**WHAT THIS TASK INVOLVES**
Note how many lines in the entries contain the string "sensors", then give that number and nothing else.

**EXTRACTED INFORMATION**

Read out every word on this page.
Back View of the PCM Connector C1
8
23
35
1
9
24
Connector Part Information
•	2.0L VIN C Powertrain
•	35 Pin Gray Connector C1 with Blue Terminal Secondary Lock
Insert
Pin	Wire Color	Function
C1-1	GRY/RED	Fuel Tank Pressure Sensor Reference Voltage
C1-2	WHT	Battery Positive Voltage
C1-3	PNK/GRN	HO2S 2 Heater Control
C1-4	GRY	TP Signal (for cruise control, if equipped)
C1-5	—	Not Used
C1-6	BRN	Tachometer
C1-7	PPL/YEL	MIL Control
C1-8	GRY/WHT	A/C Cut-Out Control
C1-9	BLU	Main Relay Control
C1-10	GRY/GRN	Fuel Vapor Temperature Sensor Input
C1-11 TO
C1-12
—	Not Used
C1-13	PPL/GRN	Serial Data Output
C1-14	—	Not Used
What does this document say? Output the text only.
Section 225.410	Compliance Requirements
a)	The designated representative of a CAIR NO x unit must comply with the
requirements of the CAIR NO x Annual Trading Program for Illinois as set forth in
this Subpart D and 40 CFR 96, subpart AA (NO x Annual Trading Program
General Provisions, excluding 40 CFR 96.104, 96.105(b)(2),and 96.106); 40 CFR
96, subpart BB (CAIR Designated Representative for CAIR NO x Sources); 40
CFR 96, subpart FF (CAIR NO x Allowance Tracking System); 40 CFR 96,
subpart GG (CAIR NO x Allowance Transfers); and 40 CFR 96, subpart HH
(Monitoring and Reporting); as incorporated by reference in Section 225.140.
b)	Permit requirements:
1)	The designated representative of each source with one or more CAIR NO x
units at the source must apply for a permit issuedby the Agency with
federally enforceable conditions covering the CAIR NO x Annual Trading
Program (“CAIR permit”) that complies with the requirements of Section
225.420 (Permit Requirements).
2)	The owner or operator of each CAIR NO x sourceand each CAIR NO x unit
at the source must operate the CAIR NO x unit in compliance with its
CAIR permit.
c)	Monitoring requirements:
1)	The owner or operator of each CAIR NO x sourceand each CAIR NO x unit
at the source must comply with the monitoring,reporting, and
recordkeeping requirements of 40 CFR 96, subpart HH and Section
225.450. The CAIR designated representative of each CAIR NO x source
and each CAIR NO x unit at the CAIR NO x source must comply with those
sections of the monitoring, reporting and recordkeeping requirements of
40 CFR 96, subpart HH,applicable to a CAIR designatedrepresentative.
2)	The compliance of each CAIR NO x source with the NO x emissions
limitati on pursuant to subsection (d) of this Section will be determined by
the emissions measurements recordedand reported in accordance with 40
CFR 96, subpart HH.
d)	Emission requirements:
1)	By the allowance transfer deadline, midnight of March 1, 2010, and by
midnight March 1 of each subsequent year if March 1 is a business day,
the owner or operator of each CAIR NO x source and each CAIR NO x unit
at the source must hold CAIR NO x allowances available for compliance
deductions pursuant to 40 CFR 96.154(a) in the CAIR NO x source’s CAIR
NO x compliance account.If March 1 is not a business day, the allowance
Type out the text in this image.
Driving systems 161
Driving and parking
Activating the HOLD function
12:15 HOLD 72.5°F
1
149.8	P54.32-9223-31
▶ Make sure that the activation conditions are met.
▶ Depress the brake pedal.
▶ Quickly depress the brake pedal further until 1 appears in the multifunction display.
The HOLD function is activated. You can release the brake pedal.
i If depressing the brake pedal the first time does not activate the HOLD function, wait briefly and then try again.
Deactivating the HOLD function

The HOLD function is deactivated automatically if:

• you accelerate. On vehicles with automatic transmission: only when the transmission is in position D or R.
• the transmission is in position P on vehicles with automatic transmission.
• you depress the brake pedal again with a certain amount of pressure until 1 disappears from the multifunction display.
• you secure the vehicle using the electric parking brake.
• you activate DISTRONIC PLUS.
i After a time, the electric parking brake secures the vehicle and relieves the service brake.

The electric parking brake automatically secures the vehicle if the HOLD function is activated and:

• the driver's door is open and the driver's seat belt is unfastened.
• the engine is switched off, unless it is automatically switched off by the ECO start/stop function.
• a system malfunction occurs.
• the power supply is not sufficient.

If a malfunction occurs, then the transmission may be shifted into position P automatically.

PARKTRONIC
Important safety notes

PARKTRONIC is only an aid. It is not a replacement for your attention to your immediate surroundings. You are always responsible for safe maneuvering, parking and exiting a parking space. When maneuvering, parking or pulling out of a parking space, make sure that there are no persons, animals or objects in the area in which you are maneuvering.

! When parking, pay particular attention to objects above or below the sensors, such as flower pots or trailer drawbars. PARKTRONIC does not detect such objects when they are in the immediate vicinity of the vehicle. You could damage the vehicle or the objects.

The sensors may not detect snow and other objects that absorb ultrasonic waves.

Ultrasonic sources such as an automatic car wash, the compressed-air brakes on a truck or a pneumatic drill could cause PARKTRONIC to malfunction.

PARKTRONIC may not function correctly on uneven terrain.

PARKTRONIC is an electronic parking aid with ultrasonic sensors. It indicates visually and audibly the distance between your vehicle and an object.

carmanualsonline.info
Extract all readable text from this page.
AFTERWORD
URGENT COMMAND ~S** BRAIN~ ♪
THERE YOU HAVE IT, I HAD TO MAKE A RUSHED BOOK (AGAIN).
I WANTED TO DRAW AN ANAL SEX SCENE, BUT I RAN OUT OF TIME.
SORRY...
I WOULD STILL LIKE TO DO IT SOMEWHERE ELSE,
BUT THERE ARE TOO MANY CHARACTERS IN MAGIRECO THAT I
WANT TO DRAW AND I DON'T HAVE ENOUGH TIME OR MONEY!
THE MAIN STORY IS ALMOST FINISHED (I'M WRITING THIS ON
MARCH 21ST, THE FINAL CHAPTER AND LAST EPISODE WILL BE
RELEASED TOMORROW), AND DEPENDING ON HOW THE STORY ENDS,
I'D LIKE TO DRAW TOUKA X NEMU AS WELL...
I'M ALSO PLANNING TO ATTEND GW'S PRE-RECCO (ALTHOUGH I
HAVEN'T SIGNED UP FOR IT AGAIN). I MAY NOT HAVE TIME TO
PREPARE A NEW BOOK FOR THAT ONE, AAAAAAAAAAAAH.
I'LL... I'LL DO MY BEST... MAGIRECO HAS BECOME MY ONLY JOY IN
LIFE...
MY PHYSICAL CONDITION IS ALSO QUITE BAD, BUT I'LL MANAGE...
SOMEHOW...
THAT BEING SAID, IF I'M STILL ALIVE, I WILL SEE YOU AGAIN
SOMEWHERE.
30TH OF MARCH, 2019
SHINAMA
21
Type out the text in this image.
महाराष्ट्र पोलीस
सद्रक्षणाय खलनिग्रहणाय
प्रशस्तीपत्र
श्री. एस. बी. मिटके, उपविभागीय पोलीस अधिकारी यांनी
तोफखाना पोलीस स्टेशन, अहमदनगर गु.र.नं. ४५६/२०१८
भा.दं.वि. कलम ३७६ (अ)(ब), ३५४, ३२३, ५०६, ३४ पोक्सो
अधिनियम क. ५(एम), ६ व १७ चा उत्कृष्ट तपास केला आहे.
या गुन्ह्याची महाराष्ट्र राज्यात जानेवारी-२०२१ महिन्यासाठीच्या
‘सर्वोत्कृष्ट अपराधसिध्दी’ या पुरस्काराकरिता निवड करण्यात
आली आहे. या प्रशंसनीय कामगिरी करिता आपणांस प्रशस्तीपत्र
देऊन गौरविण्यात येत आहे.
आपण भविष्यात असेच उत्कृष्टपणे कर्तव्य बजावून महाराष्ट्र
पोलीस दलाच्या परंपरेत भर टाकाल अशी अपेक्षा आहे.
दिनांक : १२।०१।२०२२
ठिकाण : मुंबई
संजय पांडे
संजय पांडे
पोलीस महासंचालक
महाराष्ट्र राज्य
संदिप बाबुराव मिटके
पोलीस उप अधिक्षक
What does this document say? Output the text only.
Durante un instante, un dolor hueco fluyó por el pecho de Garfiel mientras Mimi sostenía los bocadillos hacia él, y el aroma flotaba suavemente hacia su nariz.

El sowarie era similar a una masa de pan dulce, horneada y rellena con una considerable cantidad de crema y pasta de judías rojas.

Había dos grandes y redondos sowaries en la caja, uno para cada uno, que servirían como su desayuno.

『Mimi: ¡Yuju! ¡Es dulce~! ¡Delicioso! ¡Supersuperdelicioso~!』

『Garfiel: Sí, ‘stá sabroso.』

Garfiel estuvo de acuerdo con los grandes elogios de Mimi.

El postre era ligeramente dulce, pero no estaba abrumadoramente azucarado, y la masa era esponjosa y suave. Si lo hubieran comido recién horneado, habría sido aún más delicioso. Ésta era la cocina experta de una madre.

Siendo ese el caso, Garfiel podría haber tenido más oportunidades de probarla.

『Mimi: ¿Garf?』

**THE SOLUTION**
3